··· TEXTO FORNECIDO ···

HOMEM — Mas muitas pessoas não querem mais que aproveitar a onda até que ela acabe.

ALDIR — O problema é que são as gravadoras que decidem quando a onda vai acabar e ser substituída por outra.

HOMEM — A Jovem Guarda, por exemplo, foi inventada e planejada. Pelo que se sabe, Roberto Carlos está consciente de que foi um ídolo inventado pelo Magaldi e pelo Carlito Maia.

ALDIR — Esse é um caso diferente.

HOMEM — A diferença não seria que Roberto Carlos, por acaso, tem talento e pôde sobreviver ao passar da onda?

ALDIR — Não. É que na televisão a dinâmica é outra. Lembro-me quando escolheram Ivan Lins para ser ídolo. Ivan é um cara extremamente competente e canta bem, mas o Boni (NR: José Bonifácio Sobrinho, diretor da TV Globo), ao escolhê-lo como parâmetro de um programa musical, tirava o som da tevê que tem em seu escritório, guiando-se apenas pela imagem. Considero isso uma grave deformação do critério de respeito ao ser humano que deveria existir em relação aos que fazem música. Por que não protestar contra o fato de um cantor ter a sua voz anulada num aparelho que é transmissor de som e imagem? É que aquilo obedecia rigorosamente à estética da Globo na época.

··· CONJUNTO DE DADOS ···

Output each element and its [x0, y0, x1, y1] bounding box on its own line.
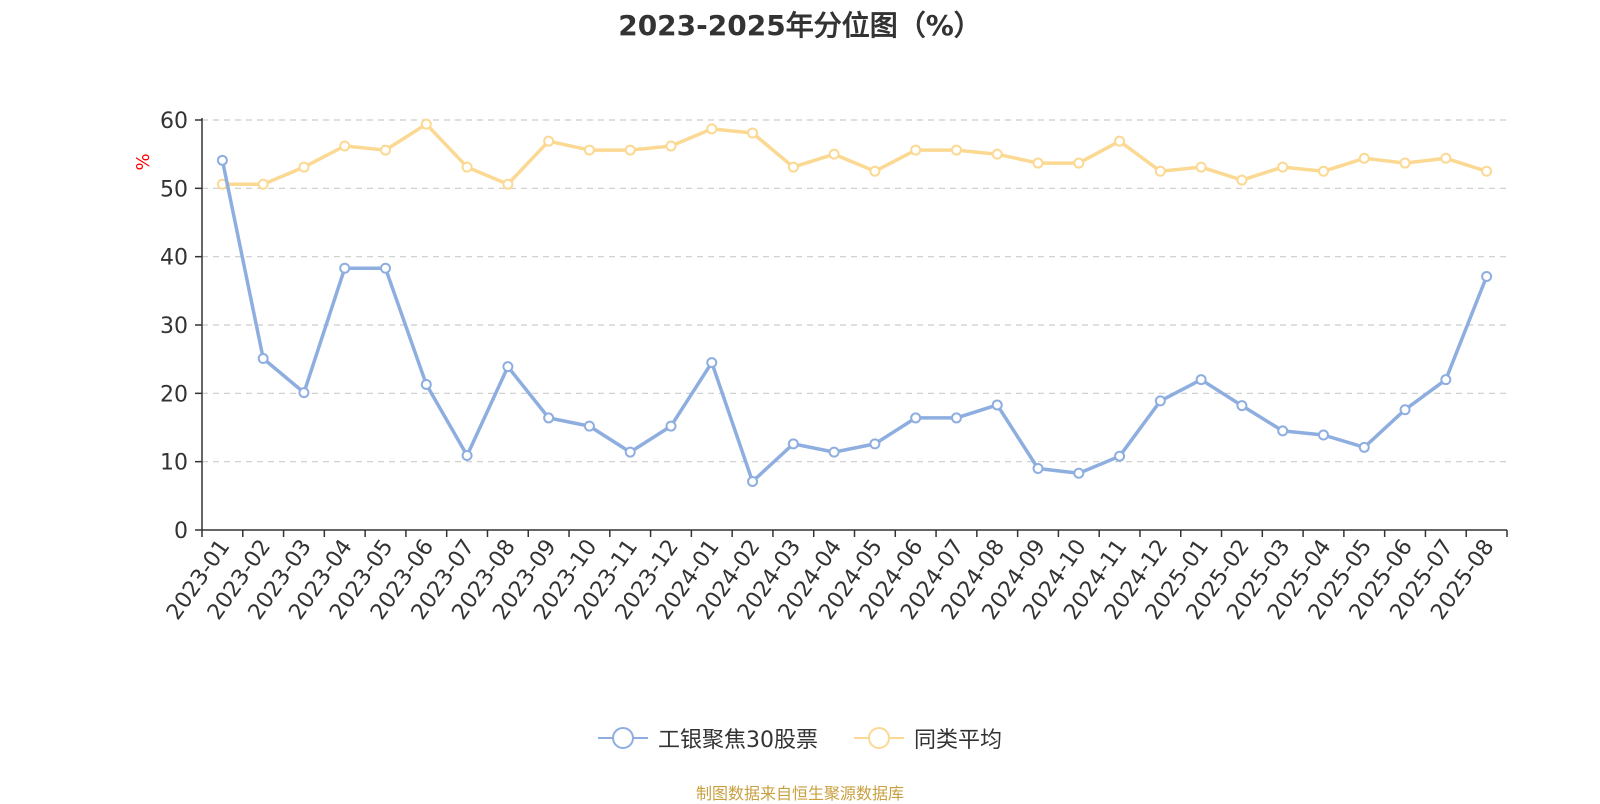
legend-item-series-0[interactable]: 工银聚焦30股票 — [597, 722, 818, 754]
data-point-series-0 — [1440, 374, 1452, 386]
data-point-series-1 — [706, 123, 718, 135]
data-point-series-1 — [1154, 165, 1166, 177]
data-point-series-1 — [502, 178, 514, 190]
data-point-series-1 — [583, 144, 595, 156]
legend-label: 工银聚焦30股票 — [657, 728, 818, 753]
data-point-series-1 — [257, 178, 269, 190]
data-point-series-1 — [624, 144, 636, 156]
data-point-series-0 — [1481, 270, 1493, 282]
data-point-series-0 — [461, 450, 473, 462]
series-line-1 — [222, 122, 1488, 186]
data-point-series-1 — [543, 135, 555, 147]
y-tick-label: 10 — [160, 451, 188, 476]
data-point-series-1 — [1114, 135, 1126, 147]
y-axis-label: % — [133, 153, 154, 170]
data-point-series-0 — [298, 387, 310, 399]
series-line-0 — [220, 159, 1489, 484]
legend-label: 同类平均 — [913, 728, 1002, 753]
data-point-series-0 — [1358, 441, 1370, 453]
data-point-series-0 — [583, 420, 595, 432]
data-point-series-0 — [624, 446, 636, 458]
data-point-series-0 — [1195, 374, 1207, 386]
data-point-series-0 — [1073, 467, 1085, 479]
data-point-series-1 — [910, 144, 922, 156]
y-tick-label: 0 — [174, 519, 188, 544]
data-point-series-0 — [1277, 425, 1289, 437]
data-point-series-0 — [1317, 429, 1329, 441]
legend-marker-icon — [853, 727, 904, 749]
data-point-series-0 — [502, 361, 514, 373]
data-point-series-1 — [747, 127, 759, 139]
data-point-series-1 — [380, 144, 392, 156]
data-point-series-0 — [991, 399, 1003, 411]
y-tick-label: 60 — [160, 109, 188, 134]
data-point-series-0 — [1154, 395, 1166, 407]
legend-marker-icon — [597, 727, 648, 749]
data-point-series-0 — [1032, 463, 1044, 474]
data-point-series-1 — [787, 161, 799, 173]
data-point-series-0 — [869, 438, 881, 450]
data-point-series-0 — [1114, 450, 1126, 462]
data-point-series-1 — [1195, 161, 1207, 173]
y-tick-label: 30 — [160, 314, 188, 339]
legend: 工银聚焦30股票 同类平均 — [0, 722, 1600, 754]
data-point-series-1 — [1277, 161, 1289, 173]
data-point-series-0 — [216, 154, 228, 166]
data-point-series-1 — [1399, 157, 1411, 169]
data-point-series-1 — [991, 148, 1003, 160]
data-point-series-1 — [1073, 157, 1085, 169]
data-point-series-0 — [787, 438, 799, 450]
data-point-series-1 — [828, 148, 840, 160]
data-point-series-0 — [950, 412, 962, 424]
data-point-series-1 — [339, 140, 351, 152]
data-point-series-0 — [665, 420, 677, 432]
y-tick-label: 50 — [160, 177, 188, 202]
data-point-series-1 — [461, 161, 473, 173]
grid-lines — [202, 119, 1507, 463]
data-point-series-1 — [665, 140, 677, 152]
data-point-series-0 — [1236, 400, 1248, 412]
data-point-series-0 — [910, 412, 922, 424]
data-point-series-1 — [298, 161, 310, 173]
data-point-series-0 — [257, 352, 269, 364]
data-point-series-1 — [1032, 157, 1044, 169]
y-tick-label: 40 — [160, 246, 188, 271]
data-point-series-1 — [1236, 174, 1248, 186]
data-point-series-0 — [706, 357, 718, 369]
data-point-series-1 — [950, 144, 962, 156]
data-point-series-1 — [869, 165, 881, 177]
data-point-series-0 — [380, 262, 392, 274]
data-point-series-1 — [1481, 165, 1493, 177]
data-point-series-1 — [420, 118, 432, 130]
data-point-series-0 — [1399, 404, 1411, 416]
y-tick-label: 20 — [160, 382, 188, 407]
chart-title: 2023-2025年分位图（%） — [618, 9, 982, 42]
data-point-series-1 — [1440, 152, 1452, 164]
data-point-series-0 — [828, 446, 840, 458]
source-note: 制图数据来自恒生聚源数据库 — [695, 784, 904, 803]
legend-item-series-1[interactable]: 同类平均 — [853, 722, 1002, 754]
data-point-series-0 — [339, 262, 351, 274]
series-layer — [216, 118, 1493, 487]
axes: 0102030405060%2023-012023-022023-032023-… — [133, 109, 1508, 625]
data-point-series-0 — [420, 378, 432, 390]
data-point-series-1 — [1358, 152, 1370, 164]
data-point-series-1 — [1317, 165, 1329, 177]
data-point-series-0 — [747, 475, 759, 487]
data-point-series-0 — [543, 412, 555, 424]
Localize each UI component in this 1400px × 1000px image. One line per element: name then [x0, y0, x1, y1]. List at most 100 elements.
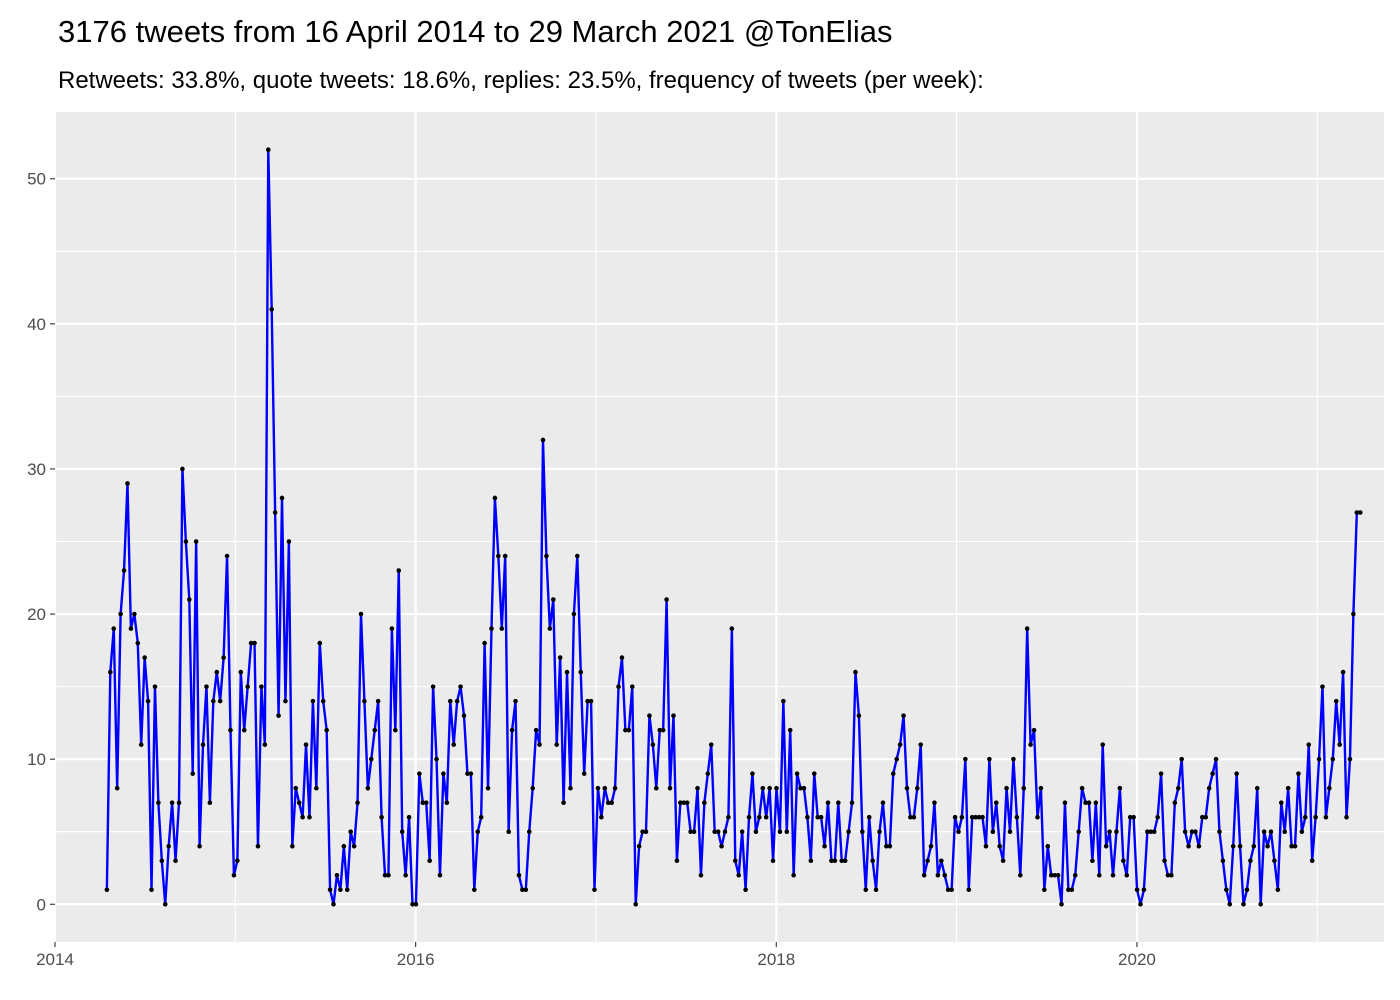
- data-point: [417, 771, 422, 776]
- data-point: [235, 858, 240, 864]
- data-point: [434, 756, 439, 762]
- data-point: [465, 771, 470, 776]
- data-point: [1096, 872, 1102, 878]
- data-point: [207, 800, 213, 805]
- data-point: [674, 858, 680, 864]
- data-point: [1028, 742, 1033, 747]
- data-point: [777, 829, 783, 835]
- data-point: [705, 771, 711, 776]
- data-point: [890, 771, 896, 776]
- data-point: [1024, 626, 1030, 631]
- data-point: [750, 771, 755, 776]
- data-point: [1138, 901, 1143, 907]
- data-point: [1158, 771, 1164, 776]
- data-points: [104, 147, 1363, 907]
- data-point: [798, 785, 803, 791]
- data-point: [623, 727, 628, 733]
- data-point: [1186, 843, 1191, 849]
- data-point: [939, 858, 944, 864]
- data-point: [599, 814, 604, 820]
- data-point: [544, 553, 549, 559]
- data-point: [327, 887, 333, 893]
- data-point: [265, 147, 271, 153]
- data-point: [1213, 756, 1219, 762]
- data-point: [842, 858, 848, 864]
- data-point: [1117, 785, 1123, 791]
- data-point: [317, 640, 323, 646]
- data-point: [489, 626, 494, 631]
- data-point: [760, 785, 766, 791]
- data-point: [1313, 814, 1318, 820]
- data-point: [1292, 843, 1298, 849]
- data-point: [1227, 901, 1233, 907]
- data-point: [379, 814, 384, 820]
- x-tick-label: 2018: [757, 950, 795, 969]
- data-point: [420, 800, 426, 805]
- data-point: [451, 742, 457, 747]
- data-point: [1031, 727, 1037, 733]
- data-point: [1145, 829, 1150, 835]
- data-point: [1306, 742, 1312, 747]
- y-tick-label: 20: [27, 605, 46, 624]
- x-axis: 2014 2016 2018 2020: [36, 942, 1156, 969]
- data-point: [1354, 510, 1360, 515]
- data-point: [320, 698, 326, 704]
- data-point: [358, 611, 364, 617]
- data-point: [279, 495, 285, 501]
- data-point: [647, 713, 652, 718]
- data-point: [389, 626, 395, 631]
- data-point: [241, 727, 247, 733]
- data-point: [671, 713, 676, 718]
- data-point: [1100, 742, 1106, 747]
- data-point: [836, 800, 841, 805]
- y-tick-label: 30: [27, 460, 46, 479]
- data-point: [1151, 829, 1157, 835]
- data-point: [942, 872, 948, 878]
- data-point: [307, 814, 312, 820]
- data-point: [375, 698, 381, 704]
- data-point: [729, 626, 735, 631]
- data-point: [180, 466, 185, 472]
- data-point: [595, 785, 601, 791]
- data-point: [386, 872, 391, 878]
- data-point: [736, 872, 742, 878]
- data-point: [1251, 843, 1257, 849]
- data-point: [901, 713, 906, 718]
- data-point: [523, 887, 529, 893]
- data-point: [1014, 814, 1020, 820]
- data-point: [770, 858, 776, 864]
- data-point: [1210, 771, 1215, 776]
- data-point: [1220, 858, 1226, 864]
- data-point: [963, 756, 968, 762]
- data-point: [362, 698, 367, 704]
- data-point: [1320, 684, 1325, 689]
- data-point: [296, 800, 302, 805]
- data-point: [880, 800, 886, 805]
- data-point: [1021, 785, 1027, 791]
- data-point: [303, 742, 309, 747]
- data-point: [1004, 785, 1009, 791]
- data-point: [262, 742, 268, 747]
- data-point: [293, 785, 299, 791]
- data-point: [808, 858, 814, 864]
- data-point: [1000, 858, 1006, 864]
- data-point: [1127, 814, 1133, 820]
- data-point: [1038, 785, 1044, 791]
- data-point: [324, 727, 329, 733]
- data-point: [351, 843, 357, 849]
- data-point: [1268, 829, 1274, 835]
- data-point: [125, 481, 130, 486]
- data-point: [1234, 771, 1239, 776]
- data-point: [619, 655, 625, 660]
- data-point: [1285, 785, 1291, 791]
- data-point: [1254, 785, 1260, 791]
- data-point: [430, 684, 436, 689]
- data-point: [1155, 814, 1160, 820]
- data-point: [568, 785, 573, 791]
- data-point: [897, 742, 903, 747]
- data-point: [245, 684, 250, 689]
- data-point: [997, 843, 1002, 849]
- major-gridlines: [53, 112, 1384, 942]
- data-point: [118, 611, 123, 617]
- data-point: [382, 872, 388, 878]
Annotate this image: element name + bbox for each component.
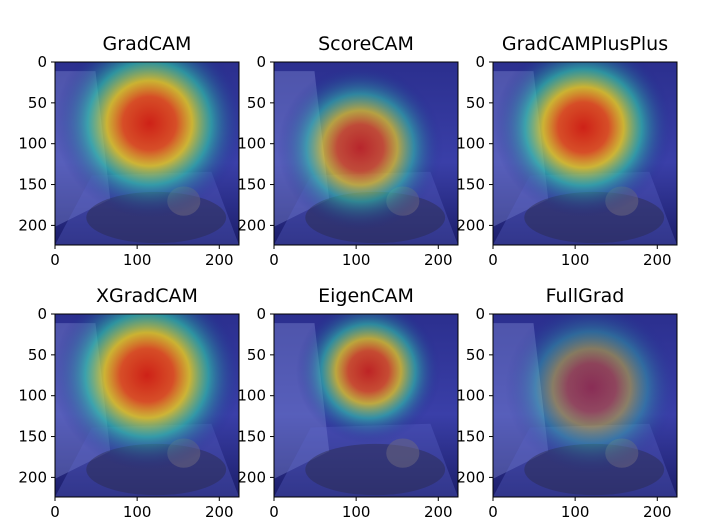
- cam-overlay: [274, 314, 458, 497]
- y-tick-label: 0: [475, 305, 485, 323]
- y-tick-label: 150: [237, 428, 266, 446]
- y-tick-label: 150: [237, 176, 266, 194]
- panel-title: EigenCAM: [318, 285, 414, 307]
- x-tick-label: 100: [561, 503, 590, 521]
- y-tick-label: 150: [456, 176, 485, 194]
- y-tick-label: 50: [247, 94, 266, 112]
- y-tick-label: 150: [456, 428, 485, 446]
- y-tick-label: 0: [475, 53, 485, 71]
- x-tick-label: 0: [488, 251, 498, 269]
- y-tick-label: 200: [456, 216, 485, 234]
- x-tick-label: 200: [643, 503, 672, 521]
- x-tick-label: 0: [488, 503, 498, 521]
- y-tick-label: 100: [18, 135, 47, 153]
- y-tick-label: 200: [237, 468, 266, 486]
- y-tick-label: 200: [18, 468, 47, 486]
- y-tick-label: 150: [18, 428, 47, 446]
- y-tick-label: 200: [456, 468, 485, 486]
- x-tick-label: 0: [50, 251, 60, 269]
- y-tick-label: 200: [237, 216, 266, 234]
- heatmap-image: [55, 62, 239, 245]
- x-tick-label: 200: [205, 503, 234, 521]
- x-tick-label: 200: [424, 251, 453, 269]
- x-tick-label: 0: [269, 251, 279, 269]
- x-tick-label: 100: [342, 503, 371, 521]
- x-tick-label: 100: [123, 503, 152, 521]
- cam-overlay: [493, 62, 677, 245]
- panel-title: GradCAM: [103, 33, 192, 55]
- cam-overlay: [55, 314, 239, 497]
- heatmap-image: [274, 62, 458, 245]
- y-tick-label: 50: [28, 94, 47, 112]
- axes-frame: [273, 61, 459, 246]
- cam-overlay: [493, 314, 677, 497]
- y-tick-label: 0: [256, 305, 266, 323]
- y-tick-label: 200: [18, 216, 47, 234]
- y-tick-label: 100: [18, 387, 47, 405]
- y-tick-label: 0: [256, 53, 266, 71]
- x-tick-label: 100: [561, 251, 590, 269]
- heatmap-image: [274, 314, 458, 497]
- heatmap-image: [55, 314, 239, 497]
- y-tick-label: 100: [456, 135, 485, 153]
- x-tick-label: 200: [205, 251, 234, 269]
- y-tick-label: 150: [18, 176, 47, 194]
- axes-frame: [54, 61, 240, 246]
- y-tick-label: 100: [237, 135, 266, 153]
- x-tick-label: 200: [424, 503, 453, 521]
- y-tick-label: 50: [247, 346, 266, 364]
- y-tick-label: 0: [37, 305, 47, 323]
- panel-title: XGradCAM: [96, 285, 198, 307]
- heatmap-image: [493, 314, 677, 497]
- axes-frame: [492, 61, 678, 246]
- axes-frame: [273, 313, 459, 498]
- cam-overlay: [274, 62, 458, 245]
- heatmap-image: [493, 62, 677, 245]
- cam-overlay: [55, 62, 239, 245]
- x-tick-label: 200: [643, 251, 672, 269]
- y-tick-label: 100: [456, 387, 485, 405]
- x-tick-label: 100: [123, 251, 152, 269]
- y-tick-label: 50: [466, 94, 485, 112]
- y-tick-label: 50: [28, 346, 47, 364]
- panel-title: FullGrad: [546, 285, 625, 307]
- axes-frame: [492, 313, 678, 498]
- panel-title: GradCAMPlusPlus: [502, 33, 668, 55]
- y-tick-label: 50: [466, 346, 485, 364]
- x-tick-label: 100: [342, 251, 371, 269]
- y-tick-label: 100: [237, 387, 266, 405]
- axes-frame: [54, 313, 240, 498]
- panel-title: ScoreCAM: [318, 33, 414, 55]
- x-tick-label: 0: [269, 503, 279, 521]
- x-tick-label: 0: [50, 503, 60, 521]
- y-tick-label: 0: [37, 53, 47, 71]
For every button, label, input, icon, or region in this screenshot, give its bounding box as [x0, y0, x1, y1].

···

# [CONJUNTO DE EXERCÍCIOS]
1) Segundo Aldir, no texto fornecido, quem decide quando a onda vai acabar e ser substituída por outra?
2) Disponha em lista numerada, sem as linhas em branco, os registros desde a linha com "legend-item-series-0[interactable]: 工银聚焦30股票 —" até a linha com "y-axis-label: % — [133, 153, 154, 170]", incluindo ambas.

# [RESPOSTAS]
1) As gravadoras.

2)
1. legend-item-series-0[interactable]: 工银聚焦30股票 — [597, 722, 818, 754]
2. data-point-series-0 — [1440, 374, 1452, 386]
3. data-point-series-1 — [706, 123, 718, 135]
4. data-point-series-1 — [1154, 165, 1166, 177]
5. data-point-series-1 — [502, 178, 514, 190]
6. data-point-series-1 — [583, 144, 595, 156]
7. legend-label: 工银聚焦30股票 — [657, 728, 818, 753]
8. data-point-series-1 — [257, 178, 269, 190]
9. data-point-series-1 — [624, 144, 636, 156]
10. data-point-series-0 — [1481, 270, 1493, 282]
11. data-point-series-0 — [461, 450, 473, 462]
12. series-line-1 — [222, 122, 1488, 186]
13. data-point-series-1 — [543, 135, 555, 147]
14. y-tick-label: 10 — [160, 451, 188, 476]
15. data-point-series-1 — [1114, 135, 1126, 147]
16. y-axis-label: % — [133, 153, 154, 170]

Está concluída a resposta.